* [Records supplied]
++++++++++

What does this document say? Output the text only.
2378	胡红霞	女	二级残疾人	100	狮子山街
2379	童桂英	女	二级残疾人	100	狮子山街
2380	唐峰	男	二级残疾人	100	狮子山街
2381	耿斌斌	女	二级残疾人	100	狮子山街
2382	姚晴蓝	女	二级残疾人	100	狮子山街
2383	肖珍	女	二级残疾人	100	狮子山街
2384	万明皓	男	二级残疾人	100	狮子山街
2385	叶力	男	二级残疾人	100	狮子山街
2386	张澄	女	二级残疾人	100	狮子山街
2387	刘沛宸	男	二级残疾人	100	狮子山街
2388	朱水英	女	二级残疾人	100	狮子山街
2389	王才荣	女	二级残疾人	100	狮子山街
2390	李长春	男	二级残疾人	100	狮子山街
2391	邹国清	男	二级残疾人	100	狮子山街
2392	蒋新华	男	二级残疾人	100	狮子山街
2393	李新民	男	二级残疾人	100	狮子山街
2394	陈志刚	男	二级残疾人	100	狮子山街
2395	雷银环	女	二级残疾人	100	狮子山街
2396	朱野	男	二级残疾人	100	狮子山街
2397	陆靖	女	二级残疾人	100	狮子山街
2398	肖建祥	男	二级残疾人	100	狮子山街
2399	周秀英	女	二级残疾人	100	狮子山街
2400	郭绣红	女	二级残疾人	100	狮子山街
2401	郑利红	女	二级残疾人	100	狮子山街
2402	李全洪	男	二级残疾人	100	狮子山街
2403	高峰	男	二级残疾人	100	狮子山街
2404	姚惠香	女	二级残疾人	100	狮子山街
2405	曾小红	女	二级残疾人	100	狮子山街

++++++++++

* [Given problem]
Copy out the material word for word and line for line.

* [Result below]
What does this document say? Output the text only.
2378	胡红霞	女	二级残疾人	100	狮子山街
2379	童桂英	女	二级残疾人	100	狮子山街
2380	唐峰	男	二级残疾人	100	狮子山街
2381	耿斌斌	女	二级残疾人	100	狮子山街
2382	姚晴蓝	女	二级残疾人	100	狮子山街
2383	肖珍	女	二级残疾人	100	狮子山街
2384	万明皓	男	二级残疾人	100	狮子山街
2385	叶力	男	二级残疾人	100	狮子山街
2386	张澄	女	二级残疾人	100	狮子山街
2387	刘沛宸	男	二级残疾人	100	狮子山街
2388	朱水英	女	二级残疾人	100	狮子山街
2389	王才荣	女	二级残疾人	100	狮子山街
2390	李长春	男	二级残疾人	100	狮子山街
2391	邹国清	男	二级残疾人	100	狮子山街
2392	蒋新华	男	二级残疾人	100	狮子山街
2393	李新民	男	二级残疾人	100	狮子山街
2394	陈志刚	男	二级残疾人	100	狮子山街
2395	雷银环	女	二级残疾人	100	狮子山街
2396	朱野	男	二级残疾人	100	狮子山街
2397	陆靖	女	二级残疾人	100	狮子山街
2398	肖建祥	男	二级残疾人	100	狮子山街
2399	周秀英	女	二级残疾人	100	狮子山街
2400	郭绣红	女	二级残疾人	100	狮子山街
2401	郑利红	女	二级残疾人	100	狮子山街
2402	李全洪	男	二级残疾人	100	狮子山街
2403	高峰	男	二级残疾人	100	狮子山街
2404	姚惠香	女	二级残疾人	100	狮子山街
2405	曾小红	女	二级残疾人	100	狮子山街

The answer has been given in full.